* **SHORT EXERCISE**:
Select, from the material below, each line with "amelyek" in it.

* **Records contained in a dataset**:
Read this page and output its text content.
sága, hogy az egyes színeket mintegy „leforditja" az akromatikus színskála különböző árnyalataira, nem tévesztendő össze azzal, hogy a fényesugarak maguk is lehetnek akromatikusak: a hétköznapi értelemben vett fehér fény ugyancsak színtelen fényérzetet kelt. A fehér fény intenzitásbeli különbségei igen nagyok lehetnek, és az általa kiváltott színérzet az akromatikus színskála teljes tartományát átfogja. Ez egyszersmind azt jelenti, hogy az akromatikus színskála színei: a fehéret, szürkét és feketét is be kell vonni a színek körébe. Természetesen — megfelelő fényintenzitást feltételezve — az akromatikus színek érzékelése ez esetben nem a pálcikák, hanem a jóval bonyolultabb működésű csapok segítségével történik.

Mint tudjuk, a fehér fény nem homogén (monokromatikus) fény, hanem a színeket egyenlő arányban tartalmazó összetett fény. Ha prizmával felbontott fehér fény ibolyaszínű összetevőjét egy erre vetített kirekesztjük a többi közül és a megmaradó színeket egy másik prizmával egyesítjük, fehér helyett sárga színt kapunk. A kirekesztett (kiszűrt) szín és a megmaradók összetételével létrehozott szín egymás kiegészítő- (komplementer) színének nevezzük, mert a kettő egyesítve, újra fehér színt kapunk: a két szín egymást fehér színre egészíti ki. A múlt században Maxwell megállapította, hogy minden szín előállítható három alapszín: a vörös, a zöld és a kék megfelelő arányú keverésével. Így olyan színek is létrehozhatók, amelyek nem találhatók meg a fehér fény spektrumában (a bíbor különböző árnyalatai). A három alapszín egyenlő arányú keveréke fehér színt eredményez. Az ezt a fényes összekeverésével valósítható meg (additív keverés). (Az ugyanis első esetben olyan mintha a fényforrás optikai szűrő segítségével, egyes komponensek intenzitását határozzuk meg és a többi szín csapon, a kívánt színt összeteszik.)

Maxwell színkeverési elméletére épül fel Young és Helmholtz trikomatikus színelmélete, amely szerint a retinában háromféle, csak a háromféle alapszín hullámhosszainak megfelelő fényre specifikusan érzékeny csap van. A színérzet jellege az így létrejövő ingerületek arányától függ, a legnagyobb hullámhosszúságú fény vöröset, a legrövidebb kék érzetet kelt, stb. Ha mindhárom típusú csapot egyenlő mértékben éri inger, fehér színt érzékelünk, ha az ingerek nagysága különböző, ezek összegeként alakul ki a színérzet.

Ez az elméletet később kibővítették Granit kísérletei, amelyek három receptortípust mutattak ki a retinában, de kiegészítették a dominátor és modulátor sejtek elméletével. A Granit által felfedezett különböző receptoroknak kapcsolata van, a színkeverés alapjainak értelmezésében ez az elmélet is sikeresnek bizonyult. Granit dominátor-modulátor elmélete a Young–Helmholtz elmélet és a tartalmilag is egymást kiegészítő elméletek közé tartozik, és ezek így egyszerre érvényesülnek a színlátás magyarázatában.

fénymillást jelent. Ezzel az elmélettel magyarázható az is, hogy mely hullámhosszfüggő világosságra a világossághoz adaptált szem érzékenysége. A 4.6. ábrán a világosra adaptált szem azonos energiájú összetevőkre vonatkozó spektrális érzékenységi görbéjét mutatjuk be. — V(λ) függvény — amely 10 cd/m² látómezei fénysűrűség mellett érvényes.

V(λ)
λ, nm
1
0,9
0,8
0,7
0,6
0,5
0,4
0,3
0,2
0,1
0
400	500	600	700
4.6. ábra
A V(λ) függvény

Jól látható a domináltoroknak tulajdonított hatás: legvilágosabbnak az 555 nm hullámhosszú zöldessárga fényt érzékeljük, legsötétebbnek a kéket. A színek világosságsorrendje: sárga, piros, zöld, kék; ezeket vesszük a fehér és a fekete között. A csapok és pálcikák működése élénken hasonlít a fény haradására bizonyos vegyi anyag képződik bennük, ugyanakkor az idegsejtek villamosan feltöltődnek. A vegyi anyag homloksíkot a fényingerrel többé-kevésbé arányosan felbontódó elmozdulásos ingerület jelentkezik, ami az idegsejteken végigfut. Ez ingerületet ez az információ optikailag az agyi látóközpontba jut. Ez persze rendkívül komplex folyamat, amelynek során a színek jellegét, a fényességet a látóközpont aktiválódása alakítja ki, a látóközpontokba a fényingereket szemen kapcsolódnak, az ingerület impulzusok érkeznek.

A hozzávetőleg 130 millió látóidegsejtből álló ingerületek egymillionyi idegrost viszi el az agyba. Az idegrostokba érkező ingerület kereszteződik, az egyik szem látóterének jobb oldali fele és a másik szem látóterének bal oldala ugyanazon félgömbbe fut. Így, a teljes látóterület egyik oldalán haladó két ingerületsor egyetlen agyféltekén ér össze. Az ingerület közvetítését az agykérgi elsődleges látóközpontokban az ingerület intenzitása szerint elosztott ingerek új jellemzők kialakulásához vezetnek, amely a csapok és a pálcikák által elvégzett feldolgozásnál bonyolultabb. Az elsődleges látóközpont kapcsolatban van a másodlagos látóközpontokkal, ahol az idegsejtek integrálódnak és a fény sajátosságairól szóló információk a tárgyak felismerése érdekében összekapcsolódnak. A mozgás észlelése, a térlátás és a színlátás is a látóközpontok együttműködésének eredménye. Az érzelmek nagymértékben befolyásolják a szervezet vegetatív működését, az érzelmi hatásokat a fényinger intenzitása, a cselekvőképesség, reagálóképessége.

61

* **REPLY TO THE TASK**:
Mint tudjuk, a fehér fény nem homogén (monokromatikus) fény, hanem a színeket egyenlő arányban tartalmazó összetett fény. Ha prizmával felbontott fehér fény ibolyaszínű összetevőjét egy erre vetített kirekesztjük a többi közül és a megmaradó színeket egy másik prizmával egyesítjük, fehér helyett sárga színt kapunk. A kirekesztett (kiszűrt) szín és a megmaradók összetételével létrehozott szín egymás kiegészítő- (komplementer) színének nevezzük, mert a kettő egyesítve, újra fehér színt kapunk: a két szín egymást fehér színre egészíti ki. A múlt században Maxwell megállapította, hogy minden szín előállítható három alapszín: a vörös, a zöld és a kék megfelelő arányú keverésével. Így olyan színek is létrehozhatók, amelyek nem találhatók meg a fehér fény spektrumában (a bíbor különböző árnyalatai). A három alapszín egyenlő arányú keveréke fehér színt eredményez. Az ezt a fényes összekeverésével valósítható meg (additív keverés). (Az ugyanis első esetben olyan mintha a fényforrás optikai szűrő segítségével, egyes komponensek intenzitását határozzuk meg és a többi szín csapon, a kívánt színt összeteszik.)
Ez az elméletet később kibővítették Granit kísérletei, amelyek három receptortípust mutattak ki a retinában, de kiegészítették a dominátor és modulátor sejtek elméletével. A Granit által felfedezett különböző receptoroknak kapcsolata van, a színkeverés alapjainak értelmezésében ez az elmélet is sikeresnek bizonyult. Granit dominátor-modulátor elmélete a Young–Helmholtz elmélet és a tartalmilag is egymást kiegészítő elméletek közé tartozik, és ezek így egyszerre érvényesülnek a színlátás magyarázatában.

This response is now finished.